Here are some records. Copy each one exactly.

+++ Records shown +++

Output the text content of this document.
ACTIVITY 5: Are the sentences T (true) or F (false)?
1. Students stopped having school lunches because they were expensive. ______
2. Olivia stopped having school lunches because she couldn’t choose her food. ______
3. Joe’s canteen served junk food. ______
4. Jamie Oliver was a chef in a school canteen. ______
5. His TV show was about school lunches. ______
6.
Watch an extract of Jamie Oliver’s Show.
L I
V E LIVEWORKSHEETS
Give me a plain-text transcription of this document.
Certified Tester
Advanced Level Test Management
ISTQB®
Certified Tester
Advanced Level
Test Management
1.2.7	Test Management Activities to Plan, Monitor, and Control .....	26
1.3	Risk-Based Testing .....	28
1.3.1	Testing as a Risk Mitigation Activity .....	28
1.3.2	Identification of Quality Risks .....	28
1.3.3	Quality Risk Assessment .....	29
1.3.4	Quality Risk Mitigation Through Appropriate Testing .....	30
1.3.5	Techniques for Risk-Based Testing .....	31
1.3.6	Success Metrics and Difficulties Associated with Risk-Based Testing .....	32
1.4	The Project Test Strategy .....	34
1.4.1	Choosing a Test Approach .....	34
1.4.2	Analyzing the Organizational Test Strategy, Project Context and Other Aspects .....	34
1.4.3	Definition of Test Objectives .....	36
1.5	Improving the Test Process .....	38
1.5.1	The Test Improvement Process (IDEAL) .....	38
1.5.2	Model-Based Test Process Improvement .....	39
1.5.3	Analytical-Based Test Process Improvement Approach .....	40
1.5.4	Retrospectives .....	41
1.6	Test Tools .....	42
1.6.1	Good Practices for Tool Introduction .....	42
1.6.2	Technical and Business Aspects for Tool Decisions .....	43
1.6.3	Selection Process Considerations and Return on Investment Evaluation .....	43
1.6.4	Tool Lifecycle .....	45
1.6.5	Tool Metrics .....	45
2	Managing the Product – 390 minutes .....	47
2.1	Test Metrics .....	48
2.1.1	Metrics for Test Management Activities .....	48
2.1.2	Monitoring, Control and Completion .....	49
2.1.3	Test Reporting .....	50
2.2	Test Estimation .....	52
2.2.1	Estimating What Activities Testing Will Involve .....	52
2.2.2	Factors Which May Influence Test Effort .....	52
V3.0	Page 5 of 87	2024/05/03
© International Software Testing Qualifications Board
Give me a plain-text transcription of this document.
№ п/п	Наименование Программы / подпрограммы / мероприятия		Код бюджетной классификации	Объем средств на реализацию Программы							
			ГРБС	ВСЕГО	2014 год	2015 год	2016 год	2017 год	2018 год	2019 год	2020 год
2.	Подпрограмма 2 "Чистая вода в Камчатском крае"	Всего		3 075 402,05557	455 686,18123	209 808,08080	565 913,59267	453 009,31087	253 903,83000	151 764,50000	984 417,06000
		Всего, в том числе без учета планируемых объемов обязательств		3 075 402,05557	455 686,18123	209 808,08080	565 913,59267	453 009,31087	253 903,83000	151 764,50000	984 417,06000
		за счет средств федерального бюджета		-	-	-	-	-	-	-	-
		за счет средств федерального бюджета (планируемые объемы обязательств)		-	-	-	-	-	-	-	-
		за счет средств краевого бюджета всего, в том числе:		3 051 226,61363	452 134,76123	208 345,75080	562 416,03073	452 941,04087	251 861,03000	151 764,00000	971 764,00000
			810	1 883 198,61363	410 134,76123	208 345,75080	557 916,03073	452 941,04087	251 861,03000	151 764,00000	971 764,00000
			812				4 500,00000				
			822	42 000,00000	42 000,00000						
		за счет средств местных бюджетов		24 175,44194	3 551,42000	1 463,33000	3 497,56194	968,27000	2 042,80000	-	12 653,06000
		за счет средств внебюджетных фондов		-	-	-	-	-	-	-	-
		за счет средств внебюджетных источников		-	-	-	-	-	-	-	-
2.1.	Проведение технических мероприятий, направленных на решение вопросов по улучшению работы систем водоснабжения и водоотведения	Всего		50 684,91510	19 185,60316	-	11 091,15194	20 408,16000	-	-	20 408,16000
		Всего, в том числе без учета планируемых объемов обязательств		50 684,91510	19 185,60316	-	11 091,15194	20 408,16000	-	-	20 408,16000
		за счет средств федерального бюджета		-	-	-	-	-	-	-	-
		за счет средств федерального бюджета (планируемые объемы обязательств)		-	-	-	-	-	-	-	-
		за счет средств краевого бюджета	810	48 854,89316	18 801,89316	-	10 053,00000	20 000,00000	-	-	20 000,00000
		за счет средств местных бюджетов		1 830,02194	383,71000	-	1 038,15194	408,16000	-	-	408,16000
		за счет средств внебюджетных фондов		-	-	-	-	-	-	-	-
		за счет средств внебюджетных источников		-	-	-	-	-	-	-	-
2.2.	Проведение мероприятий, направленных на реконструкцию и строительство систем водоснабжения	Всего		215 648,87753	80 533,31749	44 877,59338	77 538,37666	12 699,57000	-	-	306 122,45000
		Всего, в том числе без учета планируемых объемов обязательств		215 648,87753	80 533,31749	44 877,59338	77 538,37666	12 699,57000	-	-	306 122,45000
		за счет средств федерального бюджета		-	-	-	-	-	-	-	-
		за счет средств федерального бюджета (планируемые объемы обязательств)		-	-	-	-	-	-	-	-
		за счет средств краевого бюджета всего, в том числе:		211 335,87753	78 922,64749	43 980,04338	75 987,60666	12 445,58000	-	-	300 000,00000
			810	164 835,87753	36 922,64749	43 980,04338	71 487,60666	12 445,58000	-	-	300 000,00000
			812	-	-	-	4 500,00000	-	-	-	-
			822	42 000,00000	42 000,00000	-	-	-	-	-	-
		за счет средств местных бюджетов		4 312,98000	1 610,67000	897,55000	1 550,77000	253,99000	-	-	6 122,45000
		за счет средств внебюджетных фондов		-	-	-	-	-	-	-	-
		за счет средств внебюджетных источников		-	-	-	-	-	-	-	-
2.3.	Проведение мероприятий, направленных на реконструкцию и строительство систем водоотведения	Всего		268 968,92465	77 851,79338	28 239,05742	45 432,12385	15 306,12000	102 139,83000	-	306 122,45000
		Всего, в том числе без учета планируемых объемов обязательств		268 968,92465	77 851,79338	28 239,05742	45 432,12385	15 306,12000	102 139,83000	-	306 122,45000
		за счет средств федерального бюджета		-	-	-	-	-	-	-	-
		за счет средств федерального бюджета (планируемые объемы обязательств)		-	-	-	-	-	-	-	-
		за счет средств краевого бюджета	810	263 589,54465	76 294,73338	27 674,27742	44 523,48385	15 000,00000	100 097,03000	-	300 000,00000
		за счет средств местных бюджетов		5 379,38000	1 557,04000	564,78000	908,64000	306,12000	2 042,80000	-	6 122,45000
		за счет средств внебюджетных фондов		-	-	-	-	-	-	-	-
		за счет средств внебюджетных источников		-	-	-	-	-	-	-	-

+++

The output.
Output the text content of this document.
ACTIVITY 5: Are the sentences T (true) or F (false)?
1. Students stopped having school lunches because they were expensive. ______
2. Olivia stopped having school lunches because she couldn’t choose her food. ______
3. Joe’s canteen served junk food. ______
4. Jamie Oliver was a chef in a school canteen. ______
5. His TV show was about school lunches. ______
6.
Watch an extract of Jamie Oliver’s Show.
L I
V E LIVEWORKSHEETS
Give me a plain-text transcription of this document.
Certified Tester
Advanced Level Test Management
ISTQB®
Certified Tester
Advanced Level
Test Management
1.2.7	Test Management Activities to Plan, Monitor, and Control .....	26
1.3	Risk-Based Testing .....	28
1.3.1	Testing as a Risk Mitigation Activity .....	28
1.3.2	Identification of Quality Risks .....	28
1.3.3	Quality Risk Assessment .....	29
1.3.4	Quality Risk Mitigation Through Appropriate Testing .....	30
1.3.5	Techniques for Risk-Based Testing .....	31
1.3.6	Success Metrics and Difficulties Associated with Risk-Based Testing .....	32
1.4	The Project Test Strategy .....	34
1.4.1	Choosing a Test Approach .....	34
1.4.2	Analyzing the Organizational Test Strategy, Project Context and Other Aspects .....	34
1.4.3	Definition of Test Objectives .....	36
1.5	Improving the Test Process .....	38
1.5.1	The Test Improvement Process (IDEAL) .....	38
1.5.2	Model-Based Test Process Improvement .....	39
1.5.3	Analytical-Based Test Process Improvement Approach .....	40
1.5.4	Retrospectives .....	41
1.6	Test Tools .....	42
1.6.1	Good Practices for Tool Introduction .....	42
1.6.2	Technical and Business Aspects for Tool Decisions .....	43
1.6.3	Selection Process Considerations and Return on Investment Evaluation .....	43
1.6.4	Tool Lifecycle .....	45
1.6.5	Tool Metrics .....	45
2	Managing the Product – 390 minutes .....	47
2.1	Test Metrics .....	48
2.1.1	Metrics for Test Management Activities .....	48
2.1.2	Monitoring, Control and Completion .....	49
2.1.3	Test Reporting .....	50
2.2	Test Estimation .....	52
2.2.1	Estimating What Activities Testing Will Involve .....	52
2.2.2	Factors Which May Influence Test Effort .....	52
V3.0	Page 5 of 87	2024/05/03
© International Software Testing Qualifications Board
Give me a plain-text transcription of this document.
№ п/п	Наименование Программы / подпрограммы / мероприятия		Код бюджетной классификации	Объем средств на реализацию Программы							
			ГРБС	ВСЕГО	2014 год	2015 год	2016 год	2017 год	2018 год	2019 год	2020 год
2.	Подпрограмма 2 "Чистая вода в Камчатском крае"	Всего		3 075 402,05557	455 686,18123	209 808,08080	565 913,59267	453 009,31087	253 903,83000	151 764,50000	984 417,06000
		Всего, в том числе без учета планируемых объемов обязательств		3 075 402,05557	455 686,18123	209 808,08080	565 913,59267	453 009,31087	253 903,83000	151 764,50000	984 417,06000
		за счет средств федерального бюджета		-	-	-	-	-	-	-	-
		за счет средств федерального бюджета (планируемые объемы обязательств)		-	-	-	-	-	-	-	-
		за счет средств краевого бюджета всего, в том числе:		3 051 226,61363	452 134,76123	208 345,75080	562 416,03073	452 941,04087	251 861,03000	151 764,00000	971 764,00000
			810	1 883 198,61363	410 134,76123	208 345,75080	557 916,03073	452 941,04087	251 861,03000	151 764,00000	971 764,00000
			812				4 500,00000				
			822	42 000,00000	42 000,00000						
		за счет средств местных бюджетов		24 175,44194	3 551,42000	1 463,33000	3 497,56194	968,27000	2 042,80000	-	12 653,06000
		за счет средств внебюджетных фондов		-	-	-	-	-	-	-	-
		за счет средств внебюджетных источников		-	-	-	-	-	-	-	-
2.1.	Проведение технических мероприятий, направленных на решение вопросов по улучшению работы систем водоснабжения и водоотведения	Всего		50 684,91510	19 185,60316	-	11 091,15194	20 408,16000	-	-	20 408,16000
		Всего, в том числе без учета планируемых объемов обязательств		50 684,91510	19 185,60316	-	11 091,15194	20 408,16000	-	-	20 408,16000
		за счет средств федерального бюджета		-	-	-	-	-	-	-	-
		за счет средств федерального бюджета (планируемые объемы обязательств)		-	-	-	-	-	-	-	-
		за счет средств краевого бюджета	810	48 854,89316	18 801,89316	-	10 053,00000	20 000,00000	-	-	20 000,00000
		за счет средств местных бюджетов		1 830,02194	383,71000	-	1 038,15194	408,16000	-	-	408,16000
		за счет средств внебюджетных фондов		-	-	-	-	-	-	-	-
		за счет средств внебюджетных источников		-	-	-	-	-	-	-	-
2.2.	Проведение мероприятий, направленных на реконструкцию и строительство систем водоснабжения	Всего		215 648,87753	80 533,31749	44 877,59338	77 538,37666	12 699,57000	-	-	306 122,45000
		Всего, в том числе без учета планируемых объемов обязательств		215 648,87753	80 533,31749	44 877,59338	77 538,37666	12 699,57000	-	-	306 122,45000
		за счет средств федерального бюджета		-	-	-	-	-	-	-	-
		за счет средств федерального бюджета (планируемые объемы обязательств)		-	-	-	-	-	-	-	-
		за счет средств краевого бюджета всего, в том числе:		211 335,87753	78 922,64749	43 980,04338	75 987,60666	12 445,58000	-	-	300 000,00000
			810	164 835,87753	36 922,64749	43 980,04338	71 487,60666	12 445,58000	-	-	300 000,00000
			812	-	-	-	4 500,00000	-	-	-	-
			822	42 000,00000	42 000,00000	-	-	-	-	-	-
		за счет средств местных бюджетов		4 312,98000	1 610,67000	897,55000	1 550,77000	253,99000	-	-	6 122,45000
		за счет средств внебюджетных фондов		-	-	-	-	-	-	-	-
		за счет средств внебюджетных источников		-	-	-	-	-	-	-	-
2.3.	Проведение мероприятий, направленных на реконструкцию и строительство систем водоотведения	Всего		268 968,92465	77 851,79338	28 239,05742	45 432,12385	15 306,12000	102 139,83000	-	306 122,45000
		Всего, в том числе без учета планируемых объемов обязательств		268 968,92465	77 851,79338	28 239,05742	45 432,12385	15 306,12000	102 139,83000	-	306 122,45000
		за счет средств федерального бюджета		-	-	-	-	-	-	-	-
		за счет средств федерального бюджета (планируемые объемы обязательств)		-	-	-	-	-	-	-	-
		за счет средств краевого бюджета	810	263 589,54465	76 294,73338	27 674,27742	44 523,48385	15 000,00000	100 097,03000	-	300 000,00000
		за счет средств местных бюджетов		5 379,38000	1 557,04000	564,78000	908,64000	306,12000	2 042,80000	-	6 122,45000
		за счет средств внебюджетных фондов		-	-	-	-	-	-	-	-
		за счет средств внебюджетных источников		-	-	-	-	-	-	-	-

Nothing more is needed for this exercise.